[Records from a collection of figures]
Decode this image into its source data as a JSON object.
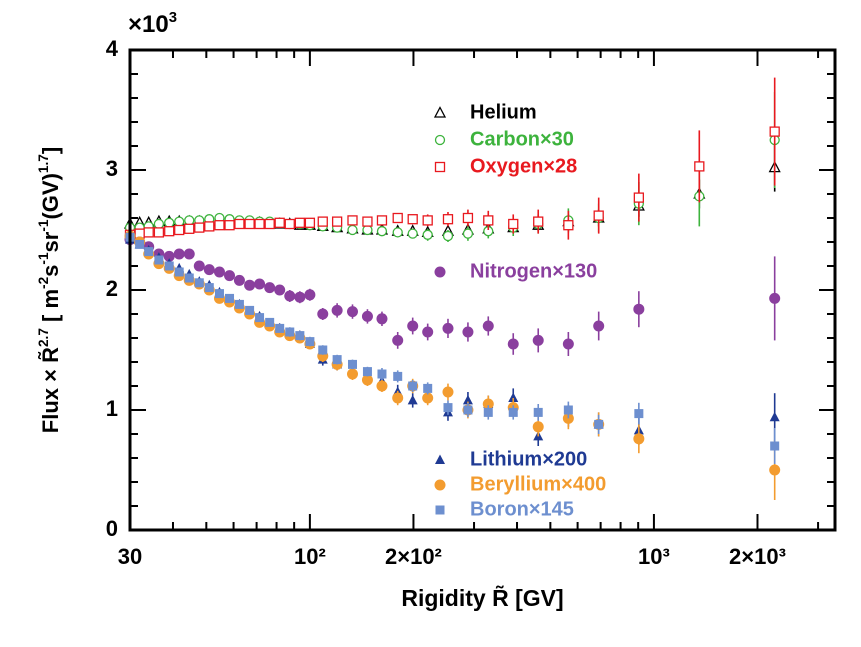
{
  "chart_data": {
    "type": "scatter",
    "y_multiplier_parts": [
      "×10",
      "3"
    ],
    "ylabel_parts": [
      "Flux × R̃",
      "2.7",
      " [ m",
      "-2",
      "s",
      "-1",
      "sr",
      "-1",
      "(GV)",
      "1.7",
      "]"
    ],
    "xlabel": "Rigidity R̃ [GV]",
    "xscale": "log",
    "xlim": [
      30,
      3360
    ],
    "ylim": [
      0,
      4
    ],
    "xticks": [
      30,
      {
        "value": 100,
        "label": "10²"
      },
      {
        "value": 200,
        "label": "2×10²"
      },
      {
        "value": 1000,
        "label": "10³"
      },
      {
        "value": 2000,
        "label": "2×10³"
      }
    ],
    "xminor": [
      40,
      50,
      60,
      70,
      80,
      90,
      300,
      400,
      500,
      600,
      700,
      800,
      900,
      3000
    ],
    "yticks": [
      0,
      1,
      2,
      3,
      4
    ],
    "yminor": [
      0.2,
      0.4,
      0.6,
      0.8,
      1.2,
      1.4,
      1.6,
      1.8,
      2.2,
      2.4,
      2.6,
      2.8,
      3.2,
      3.4,
      3.6,
      3.8
    ],
    "x": [
      30,
      32,
      34,
      36.4,
      39,
      41.7,
      44.6,
      47.7,
      51,
      54.6,
      58.4,
      62.4,
      66.8,
      71.4,
      76.4,
      81.7,
      87.4,
      93.5,
      100,
      109,
      120,
      133,
      147,
      162,
      180,
      199,
      220,
      252,
      288,
      330,
      390,
      461,
      564,
      691,
      904,
      1355,
      2244
    ],
    "series": [
      {
        "name": "Helium",
        "marker": "triangle-open",
        "color": "#000000",
        "values": [
          2.55,
          2.56,
          2.56,
          2.57,
          2.57,
          2.57,
          2.57,
          2.57,
          2.57,
          2.57,
          2.56,
          2.56,
          2.56,
          2.56,
          2.55,
          2.55,
          2.55,
          2.54,
          2.54,
          2.53,
          2.52,
          2.51,
          2.5,
          2.5,
          2.49,
          2.49,
          2.48,
          2.49,
          2.5,
          2.51,
          2.52,
          2.54,
          2.57,
          2.6,
          2.7,
          2.8,
          3.02
        ],
        "errors": [
          0.02,
          0.02,
          0.02,
          0.02,
          0.02,
          0.02,
          0.02,
          0.02,
          0.02,
          0.02,
          0.02,
          0.02,
          0.02,
          0.02,
          0.02,
          0.02,
          0.02,
          0.02,
          0.02,
          0.02,
          0.02,
          0.02,
          0.02,
          0.02,
          0.02,
          0.02,
          0.03,
          0.03,
          0.03,
          0.04,
          0.04,
          0.05,
          0.06,
          0.07,
          0.09,
          0.12,
          0.2
        ]
      },
      {
        "name": "Carbon×30",
        "marker": "circle-open",
        "color": "#3db33d",
        "values": [
          2.52,
          2.52,
          2.53,
          2.55,
          2.56,
          2.57,
          2.58,
          2.58,
          2.59,
          2.6,
          2.59,
          2.58,
          2.58,
          2.57,
          2.57,
          2.56,
          2.55,
          2.55,
          2.54,
          2.53,
          2.52,
          2.5,
          2.5,
          2.49,
          2.48,
          2.47,
          2.46,
          2.45,
          2.47,
          2.49,
          2.52,
          2.55,
          2.58,
          2.6,
          2.72,
          2.78,
          3.25
        ],
        "errors": [
          0.03,
          0.03,
          0.03,
          0.03,
          0.03,
          0.03,
          0.03,
          0.03,
          0.03,
          0.03,
          0.03,
          0.03,
          0.03,
          0.03,
          0.03,
          0.03,
          0.03,
          0.03,
          0.03,
          0.03,
          0.03,
          0.03,
          0.03,
          0.03,
          0.04,
          0.04,
          0.05,
          0.05,
          0.06,
          0.06,
          0.07,
          0.08,
          0.1,
          0.12,
          0.18,
          0.25,
          0.4
        ]
      },
      {
        "name": "Oxygen×28",
        "marker": "square-open",
        "color": "#e8191f",
        "values": [
          2.46,
          2.47,
          2.48,
          2.48,
          2.49,
          2.5,
          2.51,
          2.52,
          2.53,
          2.54,
          2.54,
          2.55,
          2.55,
          2.55,
          2.55,
          2.56,
          2.55,
          2.56,
          2.56,
          2.57,
          2.57,
          2.58,
          2.57,
          2.58,
          2.6,
          2.59,
          2.58,
          2.59,
          2.6,
          2.58,
          2.55,
          2.57,
          2.54,
          2.62,
          2.77,
          3.03,
          3.32
        ],
        "errors": [
          0.03,
          0.03,
          0.03,
          0.03,
          0.03,
          0.03,
          0.03,
          0.03,
          0.03,
          0.03,
          0.03,
          0.03,
          0.03,
          0.03,
          0.03,
          0.03,
          0.03,
          0.03,
          0.03,
          0.04,
          0.04,
          0.04,
          0.04,
          0.04,
          0.04,
          0.04,
          0.05,
          0.06,
          0.07,
          0.08,
          0.08,
          0.1,
          0.12,
          0.15,
          0.2,
          0.3,
          0.45
        ]
      },
      {
        "name": "Nitrogen×130",
        "marker": "circle",
        "color": "#8a3f9e",
        "values": [
          2.42,
          2.4,
          2.36,
          2.3,
          2.28,
          2.3,
          2.3,
          2.2,
          2.17,
          2.15,
          2.12,
          2.08,
          2.04,
          2.05,
          2.02,
          2.0,
          1.95,
          1.94,
          1.96,
          1.8,
          1.83,
          1.82,
          1.78,
          1.76,
          1.58,
          1.7,
          1.65,
          1.68,
          1.65,
          1.7,
          1.55,
          1.58,
          1.55,
          1.7,
          1.84,
          null,
          1.93
        ],
        "errors": [
          0.03,
          0.03,
          0.03,
          0.03,
          0.03,
          0.03,
          0.03,
          0.03,
          0.03,
          0.03,
          0.04,
          0.04,
          0.04,
          0.04,
          0.04,
          0.04,
          0.05,
          0.05,
          0.05,
          0.05,
          0.06,
          0.06,
          0.06,
          0.06,
          0.07,
          0.07,
          0.07,
          0.08,
          0.08,
          0.08,
          0.09,
          0.1,
          0.1,
          0.12,
          0.15,
          null,
          0.35
        ]
      },
      {
        "name": "Lithium×200",
        "marker": "triangle",
        "color": "#1f3a93",
        "values": [
          2.42,
          2.38,
          2.33,
          2.27,
          2.22,
          2.18,
          2.13,
          2.07,
          2.04,
          1.98,
          1.92,
          1.88,
          1.82,
          1.78,
          1.72,
          1.68,
          1.64,
          1.62,
          1.55,
          1.42,
          1.38,
          1.32,
          1.28,
          1.24,
          1.15,
          1.08,
          1.12,
          0.98,
          1.08,
          1.05,
          1.1,
          0.78,
          0.95,
          0.88,
          0.83,
          null,
          0.94
        ],
        "errors": [
          0.03,
          0.03,
          0.03,
          0.03,
          0.03,
          0.03,
          0.03,
          0.03,
          0.03,
          0.03,
          0.03,
          0.03,
          0.03,
          0.03,
          0.04,
          0.04,
          0.04,
          0.04,
          0.04,
          0.05,
          0.05,
          0.05,
          0.05,
          0.05,
          0.06,
          0.06,
          0.06,
          0.07,
          0.07,
          0.07,
          0.08,
          0.08,
          0.09,
          0.1,
          0.12,
          null,
          0.2
        ]
      },
      {
        "name": "Beryllium×400",
        "marker": "circle",
        "color": "#f39c2f",
        "values": [
          2.45,
          2.4,
          2.3,
          2.22,
          2.18,
          2.12,
          2.08,
          2.05,
          2.0,
          1.93,
          1.9,
          1.85,
          1.8,
          1.73,
          1.7,
          1.65,
          1.62,
          1.6,
          1.55,
          1.45,
          1.38,
          1.3,
          1.25,
          1.2,
          1.1,
          1.2,
          1.1,
          1.15,
          1.0,
          1.05,
          1.02,
          0.86,
          0.93,
          0.88,
          0.76,
          null,
          0.5
        ],
        "errors": [
          0.03,
          0.03,
          0.03,
          0.03,
          0.03,
          0.03,
          0.03,
          0.03,
          0.03,
          0.03,
          0.03,
          0.03,
          0.03,
          0.03,
          0.04,
          0.04,
          0.04,
          0.04,
          0.04,
          0.05,
          0.05,
          0.05,
          0.05,
          0.05,
          0.06,
          0.06,
          0.06,
          0.07,
          0.07,
          0.07,
          0.08,
          0.08,
          0.09,
          0.1,
          0.12,
          null,
          0.25
        ]
      },
      {
        "name": "Boron×145",
        "marker": "square",
        "color": "#6d8fcf",
        "values": [
          2.44,
          2.38,
          2.32,
          2.25,
          2.2,
          2.15,
          2.1,
          2.06,
          2.02,
          1.97,
          1.93,
          1.88,
          1.83,
          1.77,
          1.73,
          1.68,
          1.65,
          1.62,
          1.57,
          1.5,
          1.42,
          1.38,
          1.32,
          1.3,
          1.28,
          1.2,
          1.18,
          1.02,
          1.0,
          0.98,
          0.98,
          0.98,
          1.0,
          0.88,
          0.97,
          null,
          0.7
        ],
        "errors": [
          0.03,
          0.03,
          0.03,
          0.03,
          0.03,
          0.03,
          0.03,
          0.03,
          0.03,
          0.03,
          0.03,
          0.03,
          0.03,
          0.03,
          0.03,
          0.03,
          0.04,
          0.04,
          0.04,
          0.04,
          0.04,
          0.04,
          0.04,
          0.05,
          0.05,
          0.05,
          0.05,
          0.06,
          0.06,
          0.06,
          0.06,
          0.07,
          0.07,
          0.08,
          0.09,
          null,
          0.15
        ]
      }
    ]
  }
}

■ PROBLEM DETAILS
Check each line of the records above for "name", and copy those that have it.

■ EXERCISE RESPONSE
        "name": "Helium",
        "name": "Carbon×30",
        "name": "Oxygen×28",
        "name": "Nitrogen×130",
        "name": "Lithium×200",
        "name": "Beryllium×400",
        "name": "Boron×145",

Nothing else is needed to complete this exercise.